(Data items)
+---+

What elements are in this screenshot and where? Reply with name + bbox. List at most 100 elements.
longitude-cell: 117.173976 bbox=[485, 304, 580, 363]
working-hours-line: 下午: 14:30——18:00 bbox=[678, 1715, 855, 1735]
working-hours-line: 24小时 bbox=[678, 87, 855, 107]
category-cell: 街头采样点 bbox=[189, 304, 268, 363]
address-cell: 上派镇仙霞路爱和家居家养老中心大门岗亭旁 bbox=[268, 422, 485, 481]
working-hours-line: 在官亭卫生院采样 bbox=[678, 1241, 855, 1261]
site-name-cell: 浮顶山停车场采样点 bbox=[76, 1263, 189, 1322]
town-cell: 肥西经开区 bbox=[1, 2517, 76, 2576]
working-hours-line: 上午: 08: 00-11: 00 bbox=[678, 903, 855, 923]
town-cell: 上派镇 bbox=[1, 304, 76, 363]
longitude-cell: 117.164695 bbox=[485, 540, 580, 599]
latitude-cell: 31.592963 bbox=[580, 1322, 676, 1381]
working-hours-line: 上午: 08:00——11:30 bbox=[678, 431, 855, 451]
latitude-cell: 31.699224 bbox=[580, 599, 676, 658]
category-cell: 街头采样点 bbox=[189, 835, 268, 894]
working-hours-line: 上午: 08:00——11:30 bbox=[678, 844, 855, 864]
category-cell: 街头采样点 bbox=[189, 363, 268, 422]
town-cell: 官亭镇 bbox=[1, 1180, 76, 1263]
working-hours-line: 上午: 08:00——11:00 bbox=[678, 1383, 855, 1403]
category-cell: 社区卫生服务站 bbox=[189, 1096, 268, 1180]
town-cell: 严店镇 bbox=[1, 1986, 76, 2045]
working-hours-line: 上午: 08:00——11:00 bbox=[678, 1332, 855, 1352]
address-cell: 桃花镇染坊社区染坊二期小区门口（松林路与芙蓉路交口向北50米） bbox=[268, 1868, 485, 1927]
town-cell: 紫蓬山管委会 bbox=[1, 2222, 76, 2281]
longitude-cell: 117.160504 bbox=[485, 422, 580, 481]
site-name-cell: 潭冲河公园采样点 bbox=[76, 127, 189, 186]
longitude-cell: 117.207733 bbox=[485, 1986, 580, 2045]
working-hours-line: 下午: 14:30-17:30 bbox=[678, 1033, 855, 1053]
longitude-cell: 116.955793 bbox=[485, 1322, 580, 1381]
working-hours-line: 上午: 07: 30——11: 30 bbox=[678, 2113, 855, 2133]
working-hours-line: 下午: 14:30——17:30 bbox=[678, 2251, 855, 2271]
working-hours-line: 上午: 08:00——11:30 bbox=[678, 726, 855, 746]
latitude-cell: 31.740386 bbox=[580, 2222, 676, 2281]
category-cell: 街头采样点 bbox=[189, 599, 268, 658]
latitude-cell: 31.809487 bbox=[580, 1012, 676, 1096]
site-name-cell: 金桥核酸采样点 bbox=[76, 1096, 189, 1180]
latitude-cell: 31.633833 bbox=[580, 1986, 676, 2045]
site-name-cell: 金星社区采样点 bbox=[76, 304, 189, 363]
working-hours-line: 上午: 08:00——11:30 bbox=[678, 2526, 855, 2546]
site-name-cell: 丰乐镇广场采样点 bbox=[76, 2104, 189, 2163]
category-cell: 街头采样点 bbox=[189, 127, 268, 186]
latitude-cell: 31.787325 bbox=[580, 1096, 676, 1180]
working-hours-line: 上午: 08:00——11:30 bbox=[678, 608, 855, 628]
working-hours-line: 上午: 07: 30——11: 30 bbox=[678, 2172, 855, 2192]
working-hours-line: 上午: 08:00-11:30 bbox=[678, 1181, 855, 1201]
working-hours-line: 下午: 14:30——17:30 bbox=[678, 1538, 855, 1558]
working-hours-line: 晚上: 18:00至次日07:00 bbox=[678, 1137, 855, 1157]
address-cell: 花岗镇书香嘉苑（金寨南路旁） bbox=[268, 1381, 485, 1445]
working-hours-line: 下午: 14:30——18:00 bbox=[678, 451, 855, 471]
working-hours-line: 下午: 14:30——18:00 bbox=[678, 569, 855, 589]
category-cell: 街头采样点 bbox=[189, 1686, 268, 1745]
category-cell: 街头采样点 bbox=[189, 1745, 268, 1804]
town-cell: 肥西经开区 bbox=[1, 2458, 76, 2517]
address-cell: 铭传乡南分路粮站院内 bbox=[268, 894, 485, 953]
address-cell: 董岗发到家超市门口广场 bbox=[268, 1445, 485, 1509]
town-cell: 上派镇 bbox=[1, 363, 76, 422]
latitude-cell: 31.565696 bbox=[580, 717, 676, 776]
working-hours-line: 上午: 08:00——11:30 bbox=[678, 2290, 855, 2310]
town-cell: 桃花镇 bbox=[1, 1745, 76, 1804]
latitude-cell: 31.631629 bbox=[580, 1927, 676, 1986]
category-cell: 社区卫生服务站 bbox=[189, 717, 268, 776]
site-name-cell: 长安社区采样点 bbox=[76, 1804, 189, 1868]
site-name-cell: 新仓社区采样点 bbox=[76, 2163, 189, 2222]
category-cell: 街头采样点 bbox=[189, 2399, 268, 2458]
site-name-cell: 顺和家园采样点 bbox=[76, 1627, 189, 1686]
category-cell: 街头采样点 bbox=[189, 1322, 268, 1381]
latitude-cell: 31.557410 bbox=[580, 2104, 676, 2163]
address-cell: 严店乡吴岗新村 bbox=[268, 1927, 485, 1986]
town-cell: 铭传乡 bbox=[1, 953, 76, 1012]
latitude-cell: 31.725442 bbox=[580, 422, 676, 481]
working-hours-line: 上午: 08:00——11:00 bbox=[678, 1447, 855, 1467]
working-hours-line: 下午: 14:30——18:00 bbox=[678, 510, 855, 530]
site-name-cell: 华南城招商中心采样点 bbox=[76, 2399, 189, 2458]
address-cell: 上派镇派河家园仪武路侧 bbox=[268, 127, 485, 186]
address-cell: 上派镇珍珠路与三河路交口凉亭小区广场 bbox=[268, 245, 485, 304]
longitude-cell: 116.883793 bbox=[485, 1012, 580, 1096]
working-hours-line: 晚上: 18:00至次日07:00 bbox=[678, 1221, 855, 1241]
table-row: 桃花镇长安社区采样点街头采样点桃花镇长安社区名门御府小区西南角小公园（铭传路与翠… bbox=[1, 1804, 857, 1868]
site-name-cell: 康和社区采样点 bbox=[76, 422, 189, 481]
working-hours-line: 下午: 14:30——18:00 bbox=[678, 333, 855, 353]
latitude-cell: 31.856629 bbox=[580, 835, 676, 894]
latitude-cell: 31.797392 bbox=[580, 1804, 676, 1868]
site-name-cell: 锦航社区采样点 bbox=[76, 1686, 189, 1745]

+---+

To be done
Tally the lines in the records above that contain the string "town", with case counting, and reply with the number alone.

Completed task
9